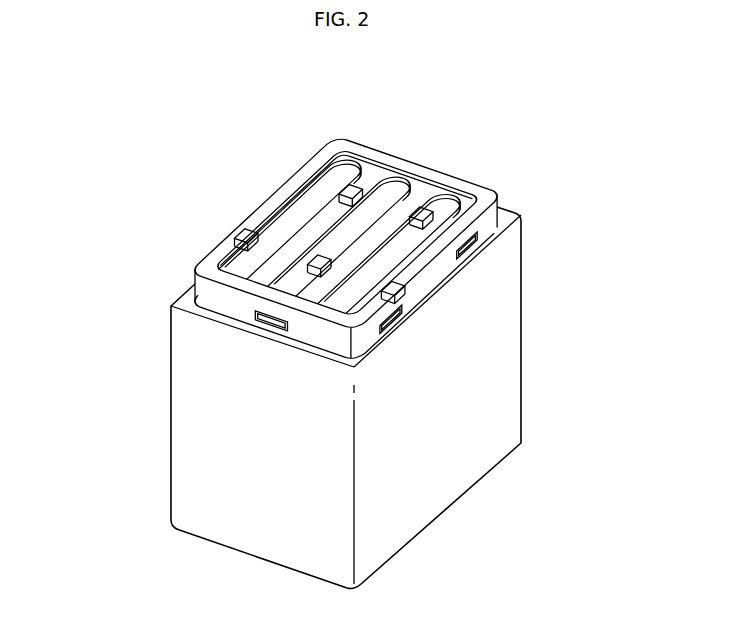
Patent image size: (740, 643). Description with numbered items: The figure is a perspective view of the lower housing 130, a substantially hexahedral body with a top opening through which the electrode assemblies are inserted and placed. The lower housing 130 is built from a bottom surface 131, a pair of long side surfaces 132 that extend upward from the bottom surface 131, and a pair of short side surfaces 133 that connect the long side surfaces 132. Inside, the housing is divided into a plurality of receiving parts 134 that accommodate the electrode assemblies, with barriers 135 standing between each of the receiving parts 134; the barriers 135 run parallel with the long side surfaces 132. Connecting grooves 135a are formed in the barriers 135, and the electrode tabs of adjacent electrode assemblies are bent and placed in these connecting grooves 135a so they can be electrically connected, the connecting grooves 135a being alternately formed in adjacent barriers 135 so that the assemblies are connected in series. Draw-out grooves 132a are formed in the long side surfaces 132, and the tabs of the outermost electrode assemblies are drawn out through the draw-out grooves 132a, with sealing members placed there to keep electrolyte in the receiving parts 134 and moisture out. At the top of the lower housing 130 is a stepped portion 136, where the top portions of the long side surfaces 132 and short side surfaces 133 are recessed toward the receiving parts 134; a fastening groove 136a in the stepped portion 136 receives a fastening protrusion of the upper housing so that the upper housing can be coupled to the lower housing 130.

The lower housing 130 is at (88, 105).
The bottom surface 131 is at (447, 512).
The long side surfaces 132 is at (388, 497).
The draw-out grooves 132a is at (235, 237).
The short side surfaces 133 is at (328, 427).
The receiving parts 134 is at (443, 199).
The barriers 135 is at (390, 243).
The connecting grooves 135a is at (417, 215).
The stepped portion 136 is at (202, 291).
The fastening groove 136a is at (264, 322).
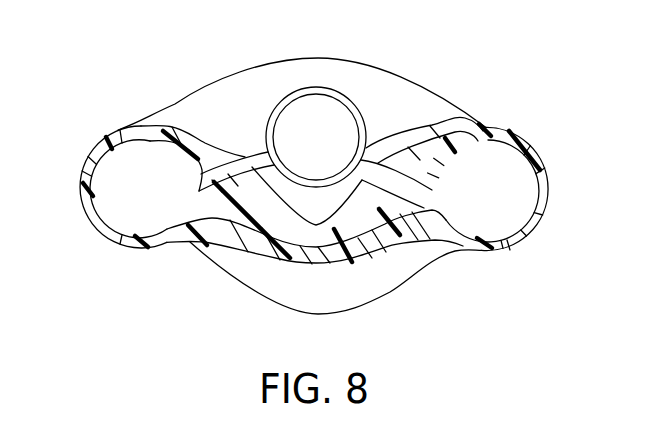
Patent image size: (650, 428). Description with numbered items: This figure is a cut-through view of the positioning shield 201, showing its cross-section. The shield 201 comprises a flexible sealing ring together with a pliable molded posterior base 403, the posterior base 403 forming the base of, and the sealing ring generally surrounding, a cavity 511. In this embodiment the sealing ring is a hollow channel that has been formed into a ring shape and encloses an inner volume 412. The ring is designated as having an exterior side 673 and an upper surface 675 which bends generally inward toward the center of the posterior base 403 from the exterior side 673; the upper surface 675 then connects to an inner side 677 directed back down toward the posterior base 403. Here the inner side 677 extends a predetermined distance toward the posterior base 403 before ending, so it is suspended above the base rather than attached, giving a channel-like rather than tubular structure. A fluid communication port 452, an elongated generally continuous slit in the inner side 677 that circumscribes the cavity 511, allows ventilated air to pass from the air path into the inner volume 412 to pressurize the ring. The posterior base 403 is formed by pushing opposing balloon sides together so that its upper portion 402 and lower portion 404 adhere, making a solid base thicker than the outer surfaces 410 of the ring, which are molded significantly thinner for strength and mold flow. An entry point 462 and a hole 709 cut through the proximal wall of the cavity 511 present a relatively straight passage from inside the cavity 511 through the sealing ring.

==============================

Required task:
Rewrite the listing as a JSON list of strings, one string per line. Begin at the start of the listing and stop after the line that contains "The fastening groove 136a is at (264, 322).", leaving out blank lines and the pictures.

Task response:
[
  "Patent image size: (740, 643). Description with numbered items: The figure is a perspective view of the lower housing 130, a substantially hexahedral body with a top opening through which the electrode assemblies are inserted and placed. The lower housing 130 is built from a bottom surface 131, a pair of long side surfaces 132 that extend upward from the bottom surface 131, and a pair of short side surfaces 133 that connect the long side surfaces 132. Inside, the housing is divided into a plurality of receiving parts 134 that accommodate the electrode assemblies, with barriers 135 standing between each of the receiving parts 134; the barriers 135 run parallel with the long side surfaces 132. Connecting grooves 135a are formed in the barriers 135, and the electrode tabs of adjacent electrode assemblies are bent and placed in these connecting grooves 135a so they can be electrically connected, the connecting grooves 135a being alternately formed in adjacent barriers 135 so that the assemblies are connected in series. Draw-out grooves 132a are formed in the long side surfaces 132, and the tabs of the outermost electrode assemblies are drawn out through the draw-out grooves 132a, with sealing members placed there to keep electrolyte in the receiving parts 134 and moisture out. At the top of the lower housing 130 is a stepped portion 136, where the top portions of the long side surfaces 132 and short side surfaces 133 are recessed toward the receiving parts 134; a fastening groove 136a in the stepped portion 136 receives a fastening protrusion of the upper housing so that the upper housing can be coupled to the lower housing 130.",
  "The lower housing 130 is at (88, 105).",
  "The bottom surface 131 is at (447, 512).",
  "The long side surfaces 132 is at (388, 497).",
  "The draw-out grooves 132a is at (235, 237).",
  "The short side surfaces 133 is at (328, 427).",
  "The receiving parts 134 is at (443, 199).",
  "The barriers 135 is at (390, 243).",
  "The connecting grooves 135a is at (417, 215).",
  "The stepped portion 136 is at (202, 291).",
  "The fastening groove 136a is at (264, 322)."
]